-- START INFORMATION PROVIDED --

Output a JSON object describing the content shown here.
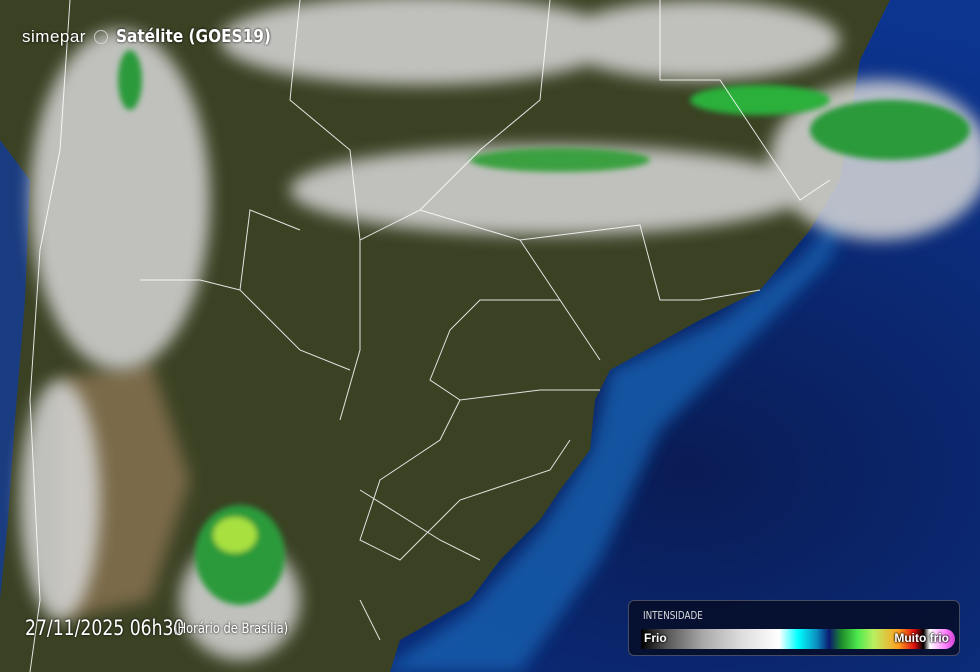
{
  "header": {
    "logo": "simepar",
    "title": "Satélite (GOES19)"
  },
  "timestamp": {
    "datetime": "27/11/2025 06h30",
    "timezone": "(Horário de Brasília)"
  },
  "legend": {
    "title": "INTENSIDADE",
    "low_label": "Frio",
    "high_label": "Muito frio",
    "colors": [
      "#000000",
      "#ffffff",
      "#00ffff",
      "#0a1a70",
      "#4de84d",
      "#ffa020",
      "#e01010",
      "#ff80ff"
    ]
  },
  "map": {
    "land_color": "#3b4224",
    "ocean_color": "#0c2a6a",
    "cloud_color": "#d8d8d8",
    "border_color": "#ffffff"
  }
}
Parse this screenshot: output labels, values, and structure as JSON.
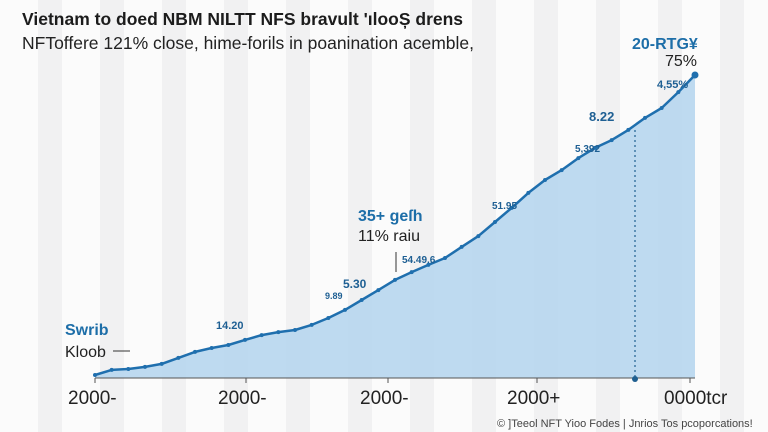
{
  "header": {
    "title": "Vietnam to doed NBM NILTT NFS bravult 'ılooȘ drens",
    "subtitle": "NFToffere 121% close, hime-forils in poanination acemble,"
  },
  "footer": "© ]Teeol NFT Yioo Fodes | Jnrios Tos pcoporcations!",
  "colors": {
    "line": "#1f6fae",
    "fill": "#b7d6ee",
    "text_accent": "#1d6ea8"
  },
  "chart_data": {
    "type": "area",
    "title": "",
    "xlabel": "",
    "ylabel": "",
    "x_tick_labels": [
      "2000-",
      "2000-",
      "2000-",
      "2000+",
      "0000tcr"
    ],
    "values": [
      1,
      2.7,
      3,
      3.7,
      4.7,
      6.7,
      8.7,
      10,
      11,
      12.7,
      14.3,
      15.3,
      16,
      17.7,
      20,
      22.7,
      26,
      29.3,
      32.7,
      35.3,
      37.7,
      40,
      43.7,
      47.3,
      52,
      56.7,
      61.7,
      66,
      69.3,
      73.3,
      76.7,
      79.3,
      82.7,
      86.7,
      90,
      95.3,
      101
    ],
    "grid": false,
    "annotations": {
      "left_title": "Swrib",
      "left_sub": "Kloob",
      "mid_title": "35+ geſh",
      "mid_sub": "11% raiu",
      "right_title": "20-RTG¥",
      "right_sub": "75%",
      "point_labels": [
        "14.20",
        "9.89",
        "5.30",
        "54.49.6",
        "51.95",
        "5,392",
        "8.22",
        "4,55%"
      ]
    }
  }
}
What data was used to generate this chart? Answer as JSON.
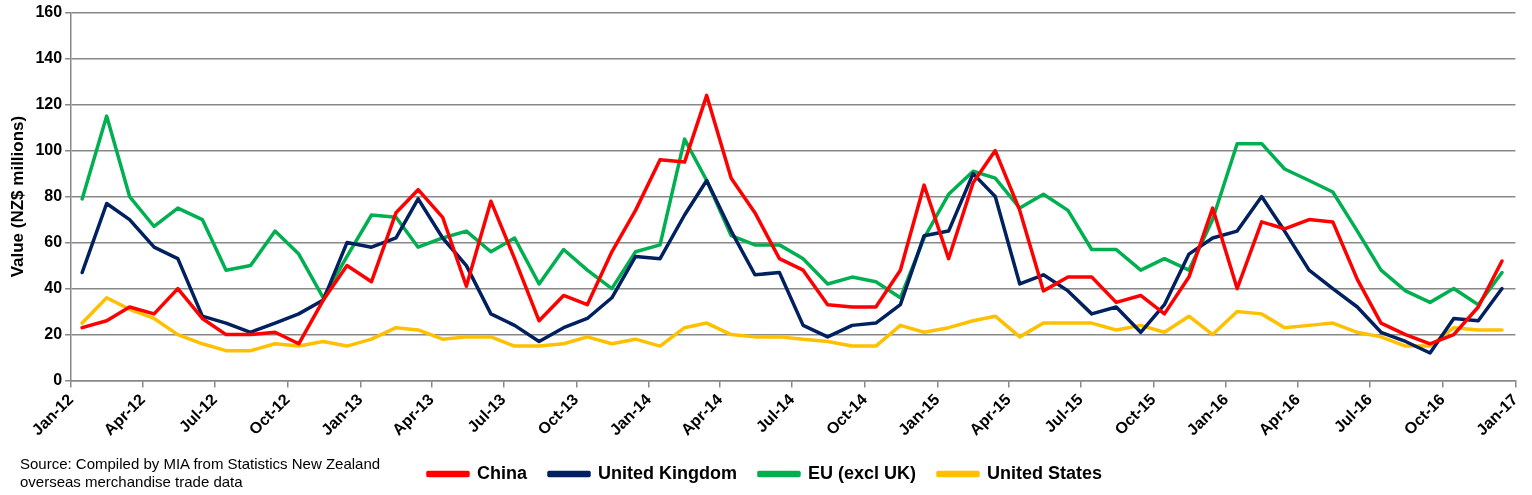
{
  "chart_data": {
    "type": "line",
    "ylabel": "Value (NZ$ millions)",
    "x": [
      "2012-01-15",
      "2012-02-15",
      "2012-03-15",
      "2012-04-15",
      "2012-05-15",
      "2012-06-15",
      "2012-07-15",
      "2012-08-15",
      "2012-09-15",
      "2012-10-15",
      "2012-11-15",
      "2012-12-15",
      "2013-01-15",
      "2013-02-15",
      "2013-03-15",
      "2013-04-15",
      "2013-05-15",
      "2013-06-15",
      "2013-07-15",
      "2013-08-15",
      "2013-09-15",
      "2013-10-15",
      "2013-11-15",
      "2013-12-15",
      "2014-01-15",
      "2014-02-15",
      "2014-03-15",
      "2014-04-15",
      "2014-05-15",
      "2014-06-15",
      "2014-07-15",
      "2014-08-15",
      "2014-09-15",
      "2014-10-15",
      "2014-11-15",
      "2014-12-15",
      "2015-01-15",
      "2015-02-15",
      "2015-03-15",
      "2015-04-15",
      "2015-05-15",
      "2015-06-15",
      "2015-07-15",
      "2015-08-15",
      "2015-09-15",
      "2015-10-15",
      "2015-11-15",
      "2015-12-15",
      "2016-01-15",
      "2016-02-15",
      "2016-03-15",
      "2016-04-15",
      "2016-05-15",
      "2016-06-15",
      "2016-07-15",
      "2016-08-15",
      "2016-09-15",
      "2016-10-15",
      "2016-11-15",
      "2016-12-15"
    ],
    "series": [
      {
        "name": "China",
        "color": "#ff0000",
        "values": [
          23,
          26,
          32,
          29,
          40,
          27,
          20,
          20,
          21,
          16,
          35,
          50,
          43,
          73,
          83,
          71,
          41,
          78,
          53,
          26,
          37,
          33,
          56,
          74,
          96,
          95,
          124,
          88,
          73,
          53,
          48,
          33,
          32,
          32,
          48,
          85,
          53,
          86,
          100,
          74,
          39,
          45,
          45,
          34,
          37,
          29,
          45,
          75,
          40,
          69,
          66,
          70,
          69,
          44,
          25,
          20,
          16,
          20,
          32,
          52
        ]
      },
      {
        "name": "United Kingdom",
        "color": "#002060",
        "values": [
          47,
          77,
          70,
          58,
          53,
          28,
          25,
          21,
          25,
          29,
          35,
          60,
          58,
          62,
          79,
          62,
          50,
          29,
          24,
          17,
          23,
          27,
          36,
          54,
          53,
          72,
          87,
          65,
          46,
          47,
          24,
          19,
          24,
          25,
          33,
          63,
          65,
          90,
          80,
          42,
          46,
          39,
          29,
          32,
          21,
          33,
          55,
          62,
          65,
          80,
          65,
          48,
          40,
          32,
          21,
          17,
          12,
          27,
          26,
          40
        ]
      },
      {
        "name": "EU (excl UK)",
        "color": "#00b050",
        "values": [
          79,
          115,
          80,
          67,
          75,
          70,
          48,
          50,
          65,
          55,
          36,
          54,
          72,
          71,
          58,
          62,
          65,
          56,
          62,
          42,
          57,
          48,
          40,
          56,
          59,
          105,
          87,
          63,
          59,
          59,
          53,
          42,
          45,
          43,
          36,
          62,
          81,
          91,
          88,
          75,
          81,
          74,
          57,
          57,
          48,
          53,
          48,
          70,
          103,
          103,
          92,
          87,
          82,
          65,
          48,
          39,
          34,
          40,
          33,
          47
        ]
      },
      {
        "name": "United States",
        "color": "#ffc000",
        "values": [
          25,
          36,
          31,
          27,
          20,
          16,
          13,
          13,
          16,
          15,
          17,
          15,
          18,
          23,
          22,
          18,
          19,
          19,
          15,
          15,
          16,
          19,
          16,
          18,
          15,
          23,
          25,
          20,
          19,
          19,
          18,
          17,
          15,
          15,
          24,
          21,
          23,
          26,
          28,
          19,
          25,
          25,
          25,
          22,
          24,
          21,
          28,
          20,
          30,
          29,
          23,
          24,
          25,
          21,
          19,
          15,
          15,
          23,
          22,
          22
        ]
      }
    ],
    "xlim": [
      "2012-01-01",
      "2017-01-01"
    ],
    "xticks": [
      {
        "value": "2012-01-01",
        "label": "Jan-12"
      },
      {
        "value": "2012-04-01",
        "label": "Apr-12"
      },
      {
        "value": "2012-07-01",
        "label": "Jul-12"
      },
      {
        "value": "2012-10-01",
        "label": "Oct-12"
      },
      {
        "value": "2013-01-01",
        "label": "Jan-13"
      },
      {
        "value": "2013-04-01",
        "label": "Apr-13"
      },
      {
        "value": "2013-07-01",
        "label": "Jul-13"
      },
      {
        "value": "2013-10-01",
        "label": "Oct-13"
      },
      {
        "value": "2014-01-01",
        "label": "Jan-14"
      },
      {
        "value": "2014-04-01",
        "label": "Apr-14"
      },
      {
        "value": "2014-07-01",
        "label": "Jul-14"
      },
      {
        "value": "2014-10-01",
        "label": "Oct-14"
      },
      {
        "value": "2015-01-01",
        "label": "Jan-15"
      },
      {
        "value": "2015-04-01",
        "label": "Apr-15"
      },
      {
        "value": "2015-07-01",
        "label": "Jul-15"
      },
      {
        "value": "2015-10-01",
        "label": "Oct-15"
      },
      {
        "value": "2016-01-01",
        "label": "Jan-16"
      },
      {
        "value": "2016-04-01",
        "label": "Apr-16"
      },
      {
        "value": "2016-07-01",
        "label": "Jul-16"
      },
      {
        "value": "2016-10-01",
        "label": "Oct-16"
      },
      {
        "value": "2017-01-01",
        "label": "Jan-17"
      }
    ],
    "ylim": [
      0,
      160
    ],
    "yticks": [
      0,
      20,
      40,
      60,
      80,
      100,
      120,
      140,
      160
    ],
    "grid": "y",
    "legend": "bottom",
    "marker": "none",
    "line_style": "solid",
    "annotations": [
      "Source: Compiled by MIA from Statistics New Zealand overseas merchandise trade data"
    ]
  }
}
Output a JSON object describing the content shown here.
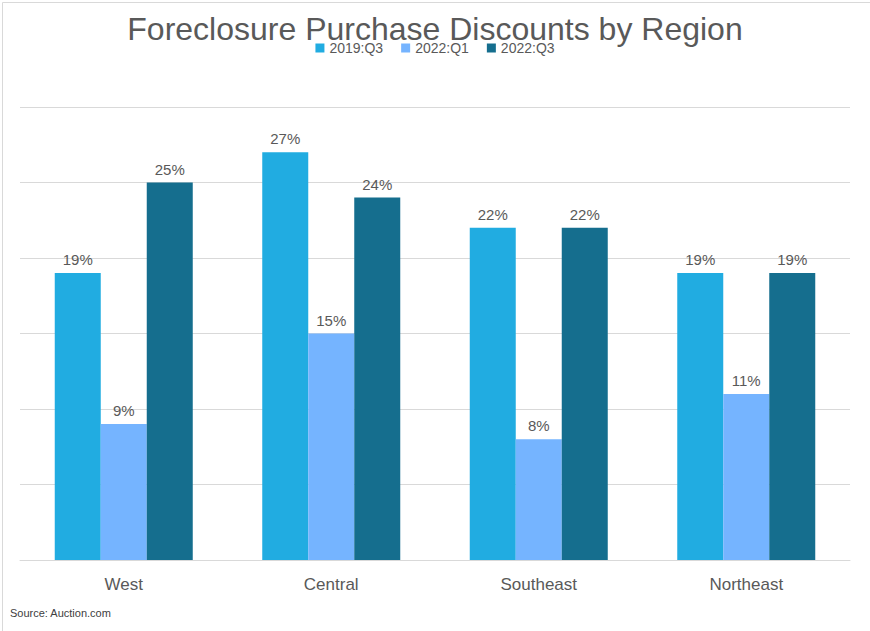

-- END INFORMATION PROVIDED --

[EXERCISE PROMPT] How many lines of these entries contain the string "United"? Reply with the number alone.

[SOLUTION FOR THIS PROBLEM] 2